■ WHAT TO WORK ON
Please rewrite each of the rows below as a JSON list of strings, with one string per line and blank lines left out.

[begin GIVEN DATA]

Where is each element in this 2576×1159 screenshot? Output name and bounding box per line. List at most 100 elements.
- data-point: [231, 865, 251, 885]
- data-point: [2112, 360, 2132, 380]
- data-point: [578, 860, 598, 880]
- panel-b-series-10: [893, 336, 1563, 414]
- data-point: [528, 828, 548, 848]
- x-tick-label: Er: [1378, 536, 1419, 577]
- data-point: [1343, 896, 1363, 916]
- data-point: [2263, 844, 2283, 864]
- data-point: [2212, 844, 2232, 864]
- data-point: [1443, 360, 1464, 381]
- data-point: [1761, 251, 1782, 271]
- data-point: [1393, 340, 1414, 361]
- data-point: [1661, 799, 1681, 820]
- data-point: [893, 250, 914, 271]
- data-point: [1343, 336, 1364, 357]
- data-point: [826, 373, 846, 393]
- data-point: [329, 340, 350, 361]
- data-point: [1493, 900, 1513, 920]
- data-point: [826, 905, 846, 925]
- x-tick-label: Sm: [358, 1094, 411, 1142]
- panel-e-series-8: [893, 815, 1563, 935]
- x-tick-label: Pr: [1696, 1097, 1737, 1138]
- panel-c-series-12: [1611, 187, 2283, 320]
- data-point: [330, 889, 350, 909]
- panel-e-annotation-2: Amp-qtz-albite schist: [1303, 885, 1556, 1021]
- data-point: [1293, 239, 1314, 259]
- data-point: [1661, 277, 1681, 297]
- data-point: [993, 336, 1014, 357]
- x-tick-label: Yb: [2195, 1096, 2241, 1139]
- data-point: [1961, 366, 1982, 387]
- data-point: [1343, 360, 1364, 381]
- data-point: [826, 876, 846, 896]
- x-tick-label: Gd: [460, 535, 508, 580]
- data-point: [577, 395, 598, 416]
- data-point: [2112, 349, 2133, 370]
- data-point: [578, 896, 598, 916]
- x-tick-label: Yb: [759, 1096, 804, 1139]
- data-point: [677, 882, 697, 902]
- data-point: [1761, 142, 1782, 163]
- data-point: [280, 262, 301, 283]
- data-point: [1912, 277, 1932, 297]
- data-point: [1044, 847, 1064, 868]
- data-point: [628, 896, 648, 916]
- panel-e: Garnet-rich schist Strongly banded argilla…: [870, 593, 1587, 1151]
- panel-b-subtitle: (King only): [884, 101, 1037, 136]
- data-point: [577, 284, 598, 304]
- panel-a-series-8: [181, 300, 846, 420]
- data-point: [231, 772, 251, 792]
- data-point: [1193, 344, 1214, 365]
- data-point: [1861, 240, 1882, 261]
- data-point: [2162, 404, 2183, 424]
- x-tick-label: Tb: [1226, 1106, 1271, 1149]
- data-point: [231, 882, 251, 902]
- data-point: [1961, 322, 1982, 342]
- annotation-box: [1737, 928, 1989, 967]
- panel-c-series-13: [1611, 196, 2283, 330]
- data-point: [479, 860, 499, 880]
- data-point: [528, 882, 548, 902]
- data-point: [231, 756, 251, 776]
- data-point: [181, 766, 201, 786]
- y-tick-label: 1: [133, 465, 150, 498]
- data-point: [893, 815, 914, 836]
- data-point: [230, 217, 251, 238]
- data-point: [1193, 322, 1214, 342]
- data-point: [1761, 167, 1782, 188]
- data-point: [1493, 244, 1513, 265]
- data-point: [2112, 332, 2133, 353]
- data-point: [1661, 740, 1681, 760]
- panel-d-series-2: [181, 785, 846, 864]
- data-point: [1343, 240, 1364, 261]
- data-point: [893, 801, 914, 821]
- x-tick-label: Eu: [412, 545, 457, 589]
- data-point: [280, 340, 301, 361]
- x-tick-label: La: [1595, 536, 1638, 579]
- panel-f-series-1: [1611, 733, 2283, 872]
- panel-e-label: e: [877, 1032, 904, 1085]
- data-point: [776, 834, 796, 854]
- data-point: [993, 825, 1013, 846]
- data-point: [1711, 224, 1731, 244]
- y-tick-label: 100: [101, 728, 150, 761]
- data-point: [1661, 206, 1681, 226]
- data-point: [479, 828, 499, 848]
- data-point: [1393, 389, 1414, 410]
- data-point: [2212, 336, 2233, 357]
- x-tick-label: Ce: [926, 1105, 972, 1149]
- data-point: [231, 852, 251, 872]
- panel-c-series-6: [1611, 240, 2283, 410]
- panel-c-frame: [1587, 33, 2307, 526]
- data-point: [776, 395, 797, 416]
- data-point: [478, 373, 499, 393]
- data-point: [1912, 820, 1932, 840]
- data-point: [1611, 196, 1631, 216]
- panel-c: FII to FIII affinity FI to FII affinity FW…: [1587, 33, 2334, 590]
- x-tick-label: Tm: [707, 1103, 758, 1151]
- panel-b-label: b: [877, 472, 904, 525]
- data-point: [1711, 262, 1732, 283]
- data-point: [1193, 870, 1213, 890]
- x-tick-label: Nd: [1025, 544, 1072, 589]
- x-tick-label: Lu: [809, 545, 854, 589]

[end GIVEN DATA]

■ ANSWER TO THIS TASK
[
  "Where is each element in this 2576×1159 screenshot? Output name and bounding box per line. List at most 100 elements.",
  "- data-point: [231, 865, 251, 885]",
  "- data-point: [2112, 360, 2132, 380]",
  "- data-point: [578, 860, 598, 880]",
  "- panel-b-series-10: [893, 336, 1563, 414]",
  "- data-point: [528, 828, 548, 848]",
  "- x-tick-label: Er: [1378, 536, 1419, 577]",
  "- data-point: [1343, 896, 1363, 916]",
  "- data-point: [2263, 844, 2283, 864]",
  "- data-point: [2212, 844, 2232, 864]",
  "- data-point: [1443, 360, 1464, 381]",
  "- data-point: [1761, 251, 1782, 271]",
  "- data-point: [1393, 340, 1414, 361]",
  "- data-point: [1661, 799, 1681, 820]",
  "- data-point: [893, 250, 914, 271]",
  "- data-point: [1343, 336, 1364, 357]",
  "- data-point: [826, 373, 846, 393]",
  "- data-point: [329, 340, 350, 361]",
  "- data-point: [1493, 900, 1513, 920]",
  "- data-point: [826, 905, 846, 925]",
  "- x-tick-label: Sm: [358, 1094, 411, 1142]",
  "- panel-e-series-8: [893, 815, 1563, 935]",
  "- x-tick-label: Pr: [1696, 1097, 1737, 1138]",
  "- panel-c-series-12: [1611, 187, 2283, 320]",
  "- data-point: [330, 889, 350, 909]",
  "- panel-e-annotation-2: Amp-qtz-albite schist: [1303, 885, 1556, 1021]",
  "- data-point: [1293, 239, 1314, 259]",
  "- data-point: [1661, 277, 1681, 297]",
  "- data-point: [993, 336, 1014, 357]",
  "- x-tick-label: Yb: [2195, 1096, 2241, 1139]",
  "- data-point: [1961, 366, 1982, 387]",
  "- data-point: [1343, 360, 1364, 381]",
  "- data-point: [826, 876, 846, 896]",
  "- x-tick-label: Gd: [460, 535, 508, 580]",
  "- data-point: [577, 395, 598, 416]",
  "- data-point: [2112, 349, 2133, 370]",
  "- data-point: [578, 896, 598, 916]",
  "- x-tick-label: Yb: [759, 1096, 804, 1139]",
  "- data-point: [677, 882, 697, 902]",
  "- data-point: [1761, 142, 1782, 163]",
  "- data-point: [280, 262, 301, 283]",
  "- data-point: [1912, 277, 1932, 297]",
  "- data-point: [1044, 847, 1064, 868]",
  "- data-point: [628, 896, 648, 916]",
  "- panel-e: Garnet-rich schist Strongly banded argilla…: [870, 593, 1587, 1151]",
  "- panel-b-subtitle: (King only): [884, 101, 1037, 136]",
  "- data-point: [577, 284, 598, 304]",
  "- panel-a-series-8: [181, 300, 846, 420]",
  "- data-point: [231, 772, 251, 792]",
  "- data-point: [1193, 344, 1214, 365]",
  "- data-point: [1861, 240, 1882, 261]",
  "- data-point: [2162, 404, 2183, 424]",
  "- x-tick-label: Tb: [1226, 1106, 1271, 1149]",
  "- data-point: [231, 882, 251, 902]",
  "- data-point: [1961, 322, 1982, 342]",
  "- annotation-box: [1737, 928, 1989, 967]",
  "- panel-c-series-13: [1611, 196, 2283, 330]",
  "- data-point: [479, 860, 499, 880]",
  "- data-point: [528, 882, 548, 902]",
  "- data-point: [231, 756, 251, 776]",
  "- data-point: [181, 766, 201, 786]",
  "- y-tick-label: 1: [133, 465, 150, 498]",
  "- data-point: [893, 815, 914, 836]",
  "- data-point: [230, 217, 251, 238]",
  "- data-point: [1193, 322, 1214, 342]",
  "- data-point: [1761, 167, 1782, 188]",
  "- data-point: [1493, 244, 1513, 265]",
  "- data-point: [2112, 332, 2133, 353]",
  "- data-point: [1661, 740, 1681, 760]",
  "- panel-d-series-2: [181, 785, 846, 864]",
  "- data-point: [1343, 240, 1364, 261]",
  "- data-point: [893, 801, 914, 821]",
  "- x-tick-label: Eu: [412, 545, 457, 589]",
  "- data-point: [280, 340, 301, 361]",
  "- x-tick-label: La: [1595, 536, 1638, 579]",
  "- panel-f-series-1: [1611, 733, 2283, 872]",
  "- panel-e-label: e: [877, 1032, 904, 1085]",
  "- data-point: [776, 834, 796, 854]",
  "- data-point: [993, 825, 1013, 846]",
  "- data-point: [1711, 224, 1731, 244]",
  "- y-tick-label: 100: [101, 728, 150, 761]",
  "- data-point: [1661, 206, 1681, 226]",
  "- data-point: [479, 828, 499, 848]",
  "- data-point: [1393, 389, 1414, 410]",
  "- data-point: [2212, 336, 2233, 357]",
  "- x-tick-label: Ce: [926, 1105, 972, 1149]",
  "- data-point: [231, 852, 251, 872]",
  "- panel-c-series-6: [1611, 240, 2283, 410]",
  "- panel-c-frame: [1587, 33, 2307, 526]",
  "- data-point: [776, 395, 797, 416]",
  "- data-point: [478, 373, 499, 393]",
  "- data-point: [1912, 820, 1932, 840]",
  "- data-point: [1611, 196, 1631, 216]",
  "- panel-c: FII to FIII affinity FI to FII affinity FW…: [1587, 33, 2334, 590]",
  "- x-tick-label: Tm: [707, 1103, 758, 1151]",
  "- panel-b-label: b: [877, 472, 904, 525]",
  "- data-point: [1711, 262, 1732, 283]",
  "- data-point: [1193, 870, 1213, 890]",
  "- x-tick-label: Nd: [1025, 544, 1072, 589]",
  "- x-tick-label: Lu: [809, 545, 854, 589]"
]